Tu tarea — ¿Puedes continuar el texto sobre la cohesión de un equipo a partir de su última oración?

German Retana «Hay partes de un barco que si están separadas se hundirían: el motor se hundiría, la hélice se hundiría; pero cuando las partes de un barco se unen, flotan». Así justifica Ralph W. Sockman el valor de la cohesión en un equipo, sobre todo cuando éste navega por aguas turbulentas, de alto riesgo, en medio de embates externos y ante quienes disfrutarían viéndolo sucumbir. La auténtica unión surge de la sabia combinación de las diferentes cualidades de sus miembros: capacidad para complementarse, generosidad para ofrecer ayuda y humildad para aceptarla. Girar alrededor de unos pocos, en momentos así, equivale a recargar la nave hacia un lado y arriesgar su equilibrio. Todos son importantes si asumen responsablemente su rol y lo elevan a su máximo potencial. Las aguas «picadas» de la vida sacan a flote el espíritu real de las personas.

El primer paso, entonces, es que cada miembro haga su parte y aporte a la causa. Un agujero, por pequeño que sea, hunde un barco. La fortaleza de cada uno es tarea personal. Esta autoexigencia se convierte en confianza y serenidad para todos: ventajas determinantes para cruzar entre tempestades. La preparación individual a veces es invisible, pero sus frutos son públicos.

El segundo paso es trascender y perdonar los defectos y procederes de los otros. Con equipajes pesados, se navega lento. La nobleza alienta a soltar resentimientos, a entender las faltas y limitaciones de los compañeros de viaje con magnanimidad. Bien dice H. W. Beecher: «Toda persona debería mantener un cementerio lo bastante grande como para enterrar las faltas de sus amistades». La armonía no se logra ocultando las diferencias, sino tolerándolas y usándolas inteligentemente en favor del gran puerto al que se desea arribar.

Al emprender el rumbo, será vital un tercer componente: la disciplina; esa virtud que marca la ruta y previene los desvíos a causa de las distracciones pasajeras. La mediocridad ve la disciplina como restricción a la libertad, los exitosos saben que de ella emanan sus galardones.

Extractos de datos —

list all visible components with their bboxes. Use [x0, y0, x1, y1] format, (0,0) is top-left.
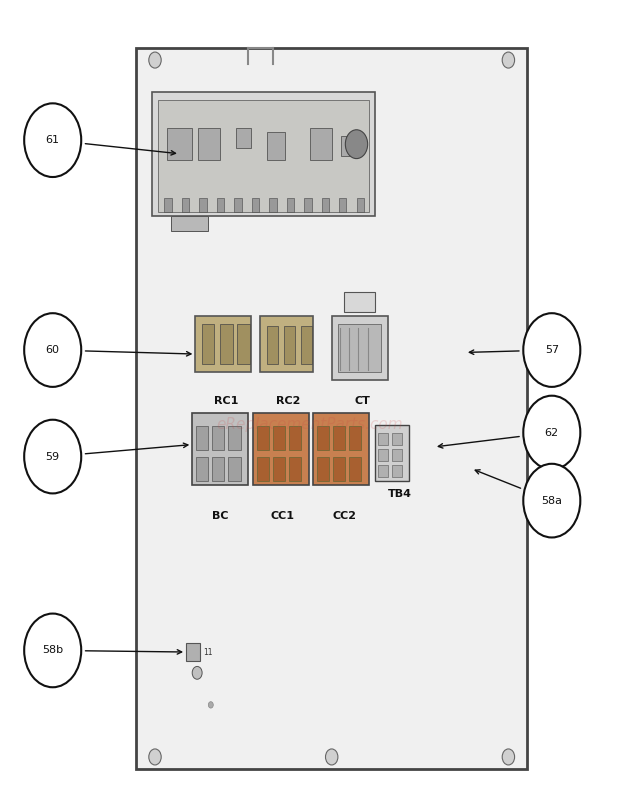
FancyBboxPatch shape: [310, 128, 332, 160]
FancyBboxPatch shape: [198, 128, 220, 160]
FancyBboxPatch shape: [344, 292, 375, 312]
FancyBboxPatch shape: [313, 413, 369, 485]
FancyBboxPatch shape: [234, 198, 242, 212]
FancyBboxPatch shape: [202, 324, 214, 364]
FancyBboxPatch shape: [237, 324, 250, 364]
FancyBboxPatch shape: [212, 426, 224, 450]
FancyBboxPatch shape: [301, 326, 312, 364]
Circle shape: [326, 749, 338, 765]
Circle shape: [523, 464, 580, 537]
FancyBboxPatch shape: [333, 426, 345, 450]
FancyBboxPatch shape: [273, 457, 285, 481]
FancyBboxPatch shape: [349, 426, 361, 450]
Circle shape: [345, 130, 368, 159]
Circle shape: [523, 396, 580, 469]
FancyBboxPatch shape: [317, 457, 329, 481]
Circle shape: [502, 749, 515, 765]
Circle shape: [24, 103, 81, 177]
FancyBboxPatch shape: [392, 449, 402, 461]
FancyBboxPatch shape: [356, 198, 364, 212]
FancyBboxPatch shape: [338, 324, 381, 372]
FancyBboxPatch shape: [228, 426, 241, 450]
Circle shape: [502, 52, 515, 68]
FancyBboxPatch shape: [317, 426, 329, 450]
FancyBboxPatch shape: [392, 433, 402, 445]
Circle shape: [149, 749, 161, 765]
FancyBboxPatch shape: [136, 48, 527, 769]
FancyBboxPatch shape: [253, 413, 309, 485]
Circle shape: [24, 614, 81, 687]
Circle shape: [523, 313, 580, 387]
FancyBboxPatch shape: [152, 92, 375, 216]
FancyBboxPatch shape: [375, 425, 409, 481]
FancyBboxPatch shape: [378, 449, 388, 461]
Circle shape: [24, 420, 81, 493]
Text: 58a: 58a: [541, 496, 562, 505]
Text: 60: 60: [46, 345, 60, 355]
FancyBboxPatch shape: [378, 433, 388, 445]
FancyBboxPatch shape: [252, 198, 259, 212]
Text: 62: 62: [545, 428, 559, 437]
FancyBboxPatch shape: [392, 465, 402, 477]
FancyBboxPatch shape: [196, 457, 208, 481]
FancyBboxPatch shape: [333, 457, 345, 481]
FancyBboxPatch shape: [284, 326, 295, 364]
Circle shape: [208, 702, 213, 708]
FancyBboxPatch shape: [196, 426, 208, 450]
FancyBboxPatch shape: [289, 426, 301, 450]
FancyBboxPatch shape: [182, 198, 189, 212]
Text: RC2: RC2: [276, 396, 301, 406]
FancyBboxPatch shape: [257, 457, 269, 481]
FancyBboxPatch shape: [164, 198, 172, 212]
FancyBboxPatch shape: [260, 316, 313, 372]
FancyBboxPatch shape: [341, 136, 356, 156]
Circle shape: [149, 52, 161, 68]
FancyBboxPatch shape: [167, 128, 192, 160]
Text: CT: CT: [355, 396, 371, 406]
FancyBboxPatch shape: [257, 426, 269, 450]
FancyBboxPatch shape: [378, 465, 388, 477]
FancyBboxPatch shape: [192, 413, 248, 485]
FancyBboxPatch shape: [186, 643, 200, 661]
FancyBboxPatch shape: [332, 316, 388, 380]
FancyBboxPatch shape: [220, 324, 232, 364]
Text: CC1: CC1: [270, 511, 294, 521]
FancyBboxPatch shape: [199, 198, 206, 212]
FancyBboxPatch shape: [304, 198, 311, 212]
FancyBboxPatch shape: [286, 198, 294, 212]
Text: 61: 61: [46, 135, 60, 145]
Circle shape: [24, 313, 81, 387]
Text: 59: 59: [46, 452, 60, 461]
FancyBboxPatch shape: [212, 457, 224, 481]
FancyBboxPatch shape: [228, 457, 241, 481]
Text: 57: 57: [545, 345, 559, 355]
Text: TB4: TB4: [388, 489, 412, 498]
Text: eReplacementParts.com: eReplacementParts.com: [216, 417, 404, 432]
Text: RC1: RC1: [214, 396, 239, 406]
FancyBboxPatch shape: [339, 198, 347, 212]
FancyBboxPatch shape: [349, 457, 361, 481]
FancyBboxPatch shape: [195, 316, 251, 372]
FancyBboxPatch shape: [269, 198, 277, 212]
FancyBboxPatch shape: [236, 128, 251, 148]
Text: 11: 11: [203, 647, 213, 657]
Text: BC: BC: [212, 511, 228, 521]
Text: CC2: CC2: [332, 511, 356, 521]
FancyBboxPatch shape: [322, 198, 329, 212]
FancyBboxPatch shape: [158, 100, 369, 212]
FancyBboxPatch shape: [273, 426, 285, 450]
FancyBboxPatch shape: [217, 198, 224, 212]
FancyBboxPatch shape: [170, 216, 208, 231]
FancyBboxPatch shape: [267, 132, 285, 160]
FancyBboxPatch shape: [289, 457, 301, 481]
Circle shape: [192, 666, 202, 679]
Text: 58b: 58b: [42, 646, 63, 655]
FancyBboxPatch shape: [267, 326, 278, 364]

El resultado —
Un equipo enfocado en su meta persiste en trabajar fuertemente, en hacer que las cosas sucedan, es decir, entra en acción: única forma de avanzar. La disciplina aglutina los esfuerzos en torno a una estrategia compartida, permite rectificar errores y perseverar ante los imponderables que tientan a rendirse.

Los tres componentes anteriores se unen para fertilizar la confianza y cristalizar la fe, esa fe que en momentos difíciles despeja la duda, la desesperación y la amargura. Nadie tiene asegurado el éxito, pero quien actúa con fe recogerá sus frutos al final de la travesía. La confianza mueve las relaciones en la misma dirección, inspira la fortaleza para superar vendavales y abona la ecuanimidad. Su orientación es variada: hacia los líderes, la estrategia, los compañeros y los colaboradores. ¿Podría suceder algo bueno cuando se pierde la fe?

Los líderes que crean un ambiente constructivo para que estos cuatro pilares se desarrollen en el equipo serán excelentes capitanes de barco. Sin importar vientos en contra, navegarán plenos de fe. Para ellos no existe la dependencia de la «suerte», sino el trabajo duro, honesto y sostenido. La fe en ellos mismos cataliza su equilibrio emocional. «Si nuestra mente se ve dominada por el enojo, desperdiciaremos la mejor parte del cerebro humano: la sabiduría, la capacidad de discernir y decidir lo que está bien o mal», señala el Dalai Lama. Con estos «cuatro cargamentos» abordo, el barco no se hundirá, porque todas sus partes estarán fuertemente unidas navegando con seguridad.